MATERIALS PROVIDED —
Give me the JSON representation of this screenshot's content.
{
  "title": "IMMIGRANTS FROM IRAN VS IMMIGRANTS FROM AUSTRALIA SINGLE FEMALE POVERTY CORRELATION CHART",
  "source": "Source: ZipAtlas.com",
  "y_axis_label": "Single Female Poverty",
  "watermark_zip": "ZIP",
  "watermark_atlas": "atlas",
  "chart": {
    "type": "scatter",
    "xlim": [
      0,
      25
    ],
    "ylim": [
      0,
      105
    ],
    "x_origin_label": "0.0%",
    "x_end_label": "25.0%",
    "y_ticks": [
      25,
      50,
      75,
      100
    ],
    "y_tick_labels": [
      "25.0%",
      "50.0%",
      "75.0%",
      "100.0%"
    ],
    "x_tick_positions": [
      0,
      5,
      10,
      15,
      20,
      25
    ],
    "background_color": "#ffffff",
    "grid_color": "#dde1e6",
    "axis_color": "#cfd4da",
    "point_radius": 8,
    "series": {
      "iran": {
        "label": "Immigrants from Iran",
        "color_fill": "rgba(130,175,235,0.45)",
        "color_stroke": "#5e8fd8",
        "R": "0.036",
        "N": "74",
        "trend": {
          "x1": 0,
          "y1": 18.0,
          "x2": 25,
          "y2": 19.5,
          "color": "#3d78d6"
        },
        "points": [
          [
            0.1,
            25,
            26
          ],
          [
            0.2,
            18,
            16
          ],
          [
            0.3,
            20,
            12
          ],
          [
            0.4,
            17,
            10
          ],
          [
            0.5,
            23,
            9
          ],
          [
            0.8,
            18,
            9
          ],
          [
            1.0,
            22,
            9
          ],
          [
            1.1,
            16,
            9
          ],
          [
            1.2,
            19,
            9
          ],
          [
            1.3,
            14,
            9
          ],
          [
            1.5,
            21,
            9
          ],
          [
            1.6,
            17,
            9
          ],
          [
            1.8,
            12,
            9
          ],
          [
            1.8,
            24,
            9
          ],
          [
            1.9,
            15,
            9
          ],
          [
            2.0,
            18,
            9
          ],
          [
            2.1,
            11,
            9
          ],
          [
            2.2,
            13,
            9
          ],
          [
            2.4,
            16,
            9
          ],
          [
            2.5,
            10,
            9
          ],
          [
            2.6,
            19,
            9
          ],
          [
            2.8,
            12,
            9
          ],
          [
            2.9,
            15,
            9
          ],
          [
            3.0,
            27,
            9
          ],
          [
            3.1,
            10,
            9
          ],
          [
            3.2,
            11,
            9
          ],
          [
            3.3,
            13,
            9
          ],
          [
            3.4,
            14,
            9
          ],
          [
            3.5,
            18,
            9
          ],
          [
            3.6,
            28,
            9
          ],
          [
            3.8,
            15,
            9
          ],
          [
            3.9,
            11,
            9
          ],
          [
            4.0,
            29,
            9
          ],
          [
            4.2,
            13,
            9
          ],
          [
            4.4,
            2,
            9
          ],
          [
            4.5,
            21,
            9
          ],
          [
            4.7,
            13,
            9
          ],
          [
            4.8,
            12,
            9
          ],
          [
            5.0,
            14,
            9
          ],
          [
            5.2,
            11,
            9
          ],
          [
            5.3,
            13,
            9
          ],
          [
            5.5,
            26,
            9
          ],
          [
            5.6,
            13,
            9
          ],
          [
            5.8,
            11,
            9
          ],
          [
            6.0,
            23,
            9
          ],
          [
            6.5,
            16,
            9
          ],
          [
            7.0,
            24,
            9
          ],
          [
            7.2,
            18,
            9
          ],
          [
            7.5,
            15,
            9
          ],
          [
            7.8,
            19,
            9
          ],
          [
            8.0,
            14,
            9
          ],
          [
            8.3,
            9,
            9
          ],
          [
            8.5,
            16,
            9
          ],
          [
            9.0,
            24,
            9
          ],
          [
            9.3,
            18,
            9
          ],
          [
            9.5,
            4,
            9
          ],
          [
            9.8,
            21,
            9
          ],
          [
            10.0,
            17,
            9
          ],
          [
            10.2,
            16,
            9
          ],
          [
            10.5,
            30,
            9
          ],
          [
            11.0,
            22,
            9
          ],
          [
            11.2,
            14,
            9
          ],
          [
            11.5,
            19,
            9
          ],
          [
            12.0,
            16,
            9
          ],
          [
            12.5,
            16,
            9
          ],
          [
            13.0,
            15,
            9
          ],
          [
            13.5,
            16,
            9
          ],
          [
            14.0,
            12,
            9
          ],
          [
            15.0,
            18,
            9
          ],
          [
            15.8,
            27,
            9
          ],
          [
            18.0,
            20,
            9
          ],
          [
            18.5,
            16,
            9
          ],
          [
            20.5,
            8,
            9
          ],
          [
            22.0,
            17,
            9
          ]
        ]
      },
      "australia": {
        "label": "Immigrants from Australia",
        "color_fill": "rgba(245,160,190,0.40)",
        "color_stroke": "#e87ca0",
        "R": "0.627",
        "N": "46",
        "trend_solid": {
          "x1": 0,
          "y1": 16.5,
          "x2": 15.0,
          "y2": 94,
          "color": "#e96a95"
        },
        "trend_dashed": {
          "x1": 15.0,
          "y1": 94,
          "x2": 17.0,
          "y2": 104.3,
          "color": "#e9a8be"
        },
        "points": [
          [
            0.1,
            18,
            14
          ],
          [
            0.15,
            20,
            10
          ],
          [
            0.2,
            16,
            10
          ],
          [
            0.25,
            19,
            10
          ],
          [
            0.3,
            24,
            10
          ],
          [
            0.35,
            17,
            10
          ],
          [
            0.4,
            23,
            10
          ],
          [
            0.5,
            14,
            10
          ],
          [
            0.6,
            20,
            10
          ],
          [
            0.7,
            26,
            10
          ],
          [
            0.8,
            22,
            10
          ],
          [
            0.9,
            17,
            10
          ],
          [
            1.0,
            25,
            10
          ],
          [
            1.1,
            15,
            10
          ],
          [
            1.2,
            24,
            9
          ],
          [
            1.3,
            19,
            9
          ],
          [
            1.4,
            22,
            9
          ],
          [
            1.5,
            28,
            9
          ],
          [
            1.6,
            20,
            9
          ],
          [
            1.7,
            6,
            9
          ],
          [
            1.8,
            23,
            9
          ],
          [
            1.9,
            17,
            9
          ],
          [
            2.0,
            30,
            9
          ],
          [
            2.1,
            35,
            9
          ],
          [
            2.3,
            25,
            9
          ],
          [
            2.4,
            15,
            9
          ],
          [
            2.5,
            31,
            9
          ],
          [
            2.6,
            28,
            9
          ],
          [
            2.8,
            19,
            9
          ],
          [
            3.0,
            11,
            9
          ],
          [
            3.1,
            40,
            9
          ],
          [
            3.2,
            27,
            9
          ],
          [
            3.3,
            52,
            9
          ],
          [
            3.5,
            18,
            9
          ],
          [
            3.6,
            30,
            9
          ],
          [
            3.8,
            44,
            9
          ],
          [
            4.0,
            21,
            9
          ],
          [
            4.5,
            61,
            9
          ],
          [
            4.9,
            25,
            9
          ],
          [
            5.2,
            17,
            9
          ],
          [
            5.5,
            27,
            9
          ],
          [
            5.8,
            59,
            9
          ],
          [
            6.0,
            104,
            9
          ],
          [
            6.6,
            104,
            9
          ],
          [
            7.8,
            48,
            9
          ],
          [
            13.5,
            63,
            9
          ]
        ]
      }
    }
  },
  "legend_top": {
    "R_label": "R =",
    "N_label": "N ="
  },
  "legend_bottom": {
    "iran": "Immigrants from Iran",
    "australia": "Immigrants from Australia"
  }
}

OBJECTIVE —
Write the whole listing out again. Keep every line exactly as it is.

REPLY —
Give me the JSON representation of this screenshot's content.
{
  "title": "IMMIGRANTS FROM IRAN VS IMMIGRANTS FROM AUSTRALIA SINGLE FEMALE POVERTY CORRELATION CHART",
  "source": "Source: ZipAtlas.com",
  "y_axis_label": "Single Female Poverty",
  "watermark_zip": "ZIP",
  "watermark_atlas": "atlas",
  "chart": {
    "type": "scatter",
    "xlim": [
      0,
      25
    ],
    "ylim": [
      0,
      105
    ],
    "x_origin_label": "0.0%",
    "x_end_label": "25.0%",
    "y_ticks": [
      25,
      50,
      75,
      100
    ],
    "y_tick_labels": [
      "25.0%",
      "50.0%",
      "75.0%",
      "100.0%"
    ],
    "x_tick_positions": [
      0,
      5,
      10,
      15,
      20,
      25
    ],
    "background_color": "#ffffff",
    "grid_color": "#dde1e6",
    "axis_color": "#cfd4da",
    "point_radius": 8,
    "series": {
      "iran": {
        "label": "Immigrants from Iran",
        "color_fill": "rgba(130,175,235,0.45)",
        "color_stroke": "#5e8fd8",
        "R": "0.036",
        "N": "74",
        "trend": {
          "x1": 0,
          "y1": 18.0,
          "x2": 25,
          "y2": 19.5,
          "color": "#3d78d6"
        },
        "points": [
          [
            0.1,
            25,
            26
          ],
          [
            0.2,
            18,
            16
          ],
          [
            0.3,
            20,
            12
          ],
          [
            0.4,
            17,
            10
          ],
          [
            0.5,
            23,
            9
          ],
          [
            0.8,
            18,
            9
          ],
          [
            1.0,
            22,
            9
          ],
          [
            1.1,
            16,
            9
          ],
          [
            1.2,
            19,
            9
          ],
          [
            1.3,
            14,
            9
          ],
          [
            1.5,
            21,
            9
          ],
          [
            1.6,
            17,
            9
          ],
          [
            1.8,
            12,
            9
          ],
          [
            1.8,
            24,
            9
          ],
          [
            1.9,
            15,
            9
          ],
          [
            2.0,
            18,
            9
          ],
          [
            2.1,
            11,
            9
          ],
          [
            2.2,
            13,
            9
          ],
          [
            2.4,
            16,
            9
          ],
          [
            2.5,
            10,
            9
          ],
          [
            2.6,
            19,
            9
          ],
          [
            2.8,
            12,
            9
          ],
          [
            2.9,
            15,
            9
          ],
          [
            3.0,
            27,
            9
          ],
          [
            3.1,
            10,
            9
          ],
          [
            3.2,
            11,
            9
          ],
          [
            3.3,
            13,
            9
          ],
          [
            3.4,
            14,
            9
          ],
          [
            3.5,
            18,
            9
          ],
          [
            3.6,
            28,
            9
          ],
          [
            3.8,
            15,
            9
          ],
          [
            3.9,
            11,
            9
          ],
          [
            4.0,
            29,
            9
          ],
          [
            4.2,
            13,
            9
          ],
          [
            4.4,
            2,
            9
          ],
          [
            4.5,
            21,
            9
          ],
          [
            4.7,
            13,
            9
          ],
          [
            4.8,
            12,
            9
          ],
          [
            5.0,
            14,
            9
          ],
          [
            5.2,
            11,
            9
          ],
          [
            5.3,
            13,
            9
          ],
          [
            5.5,
            26,
            9
          ],
          [
            5.6,
            13,
            9
          ],
          [
            5.8,
            11,
            9
          ],
          [
            6.0,
            23,
            9
          ],
          [
            6.5,
            16,
            9
          ],
          [
            7.0,
            24,
            9
          ],
          [
            7.2,
            18,
            9
          ],
          [
            7.5,
            15,
            9
          ],
          [
            7.8,
            19,
            9
          ],
          [
            8.0,
            14,
            9
          ],
          [
            8.3,
            9,
            9
          ],
          [
            8.5,
            16,
            9
          ],
          [
            9.0,
            24,
            9
          ],
          [
            9.3,
            18,
            9
          ],
          [
            9.5,
            4,
            9
          ],
          [
            9.8,
            21,
            9
          ],
          [
            10.0,
            17,
            9
          ],
          [
            10.2,
            16,
            9
          ],
          [
            10.5,
            30,
            9
          ],
          [
            11.0,
            22,
            9
          ],
          [
            11.2,
            14,
            9
          ],
          [
            11.5,
            19,
            9
          ],
          [
            12.0,
            16,
            9
          ],
          [
            12.5,
            16,
            9
          ],
          [
            13.0,
            15,
            9
          ],
          [
            13.5,
            16,
            9
          ],
          [
            14.0,
            12,
            9
          ],
          [
            15.0,
            18,
            9
          ],
          [
            15.8,
            27,
            9
          ],
          [
            18.0,
            20,
            9
          ],
          [
            18.5,
            16,
            9
          ],
          [
            20.5,
            8,
            9
          ],
          [
            22.0,
            17,
            9
          ]
        ]
      },
      "australia": {
        "label": "Immigrants from Australia",
        "color_fill": "rgba(245,160,190,0.40)",
        "color_stroke": "#e87ca0",
        "R": "0.627",
        "N": "46",
        "trend_solid": {
          "x1": 0,
          "y1": 16.5,
          "x2": 15.0,
          "y2": 94,
          "color": "#e96a95"
        },
        "trend_dashed": {
          "x1": 15.0,
          "y1": 94,
          "x2": 17.0,
          "y2": 104.3,
          "color": "#e9a8be"
        },
        "points": [
          [
            0.1,
            18,
            14
          ],
          [
            0.15,
            20,
            10
          ],
          [
            0.2,
            16,
            10
          ],
          [
            0.25,
            19,
            10
          ],
          [
            0.3,
            24,
            10
          ],
          [
            0.35,
            17,
            10
          ],
          [
            0.4,
            23,
            10
          ],
          [
            0.5,
            14,
            10
          ],
          [
            0.6,
            20,
            10
          ],
          [
            0.7,
            26,
            10
          ],
          [
            0.8,
            22,
            10
          ],
          [
            0.9,
            17,
            10
          ],
          [
            1.0,
            25,
            10
          ],
          [
            1.1,
            15,
            10
          ],
          [
            1.2,
            24,
            9
          ],
          [
            1.3,
            19,
            9
          ],
          [
            1.4,
            22,
            9
          ],
          [
            1.5,
            28,
            9
          ],
          [
            1.6,
            20,
            9
          ],
          [
            1.7,
            6,
            9
          ],
          [
            1.8,
            23,
            9
          ],
          [
            1.9,
            17,
            9
          ],
          [
            2.0,
            30,
            9
          ],
          [
            2.1,
            35,
            9
          ],
          [
            2.3,
            25,
            9
          ],
          [
            2.4,
            15,
            9
          ],
          [
            2.5,
            31,
            9
          ],
          [
            2.6,
            28,
            9
          ],
          [
            2.8,
            19,
            9
          ],
          [
            3.0,
            11,
            9
          ],
          [
            3.1,
            40,
            9
          ],
          [
            3.2,
            27,
            9
          ],
          [
            3.3,
            52,
            9
          ],
          [
            3.5,
            18,
            9
          ],
          [
            3.6,
            30,
            9
          ],
          [
            3.8,
            44,
            9
          ],
          [
            4.0,
            21,
            9
          ],
          [
            4.5,
            61,
            9
          ],
          [
            4.9,
            25,
            9
          ],
          [
            5.2,
            17,
            9
          ],
          [
            5.5,
            27,
            9
          ],
          [
            5.8,
            59,
            9
          ],
          [
            6.0,
            104,
            9
          ],
          [
            6.6,
            104,
            9
          ],
          [
            7.8,
            48,
            9
          ],
          [
            13.5,
            63,
            9
          ]
        ]
      }
    }
  },
  "legend_top": {
    "R_label": "R =",
    "N_label": "N ="
  },
  "legend_bottom": {
    "iran": "Immigrants from Iran",
    "australia": "Immigrants from Australia"
  }
}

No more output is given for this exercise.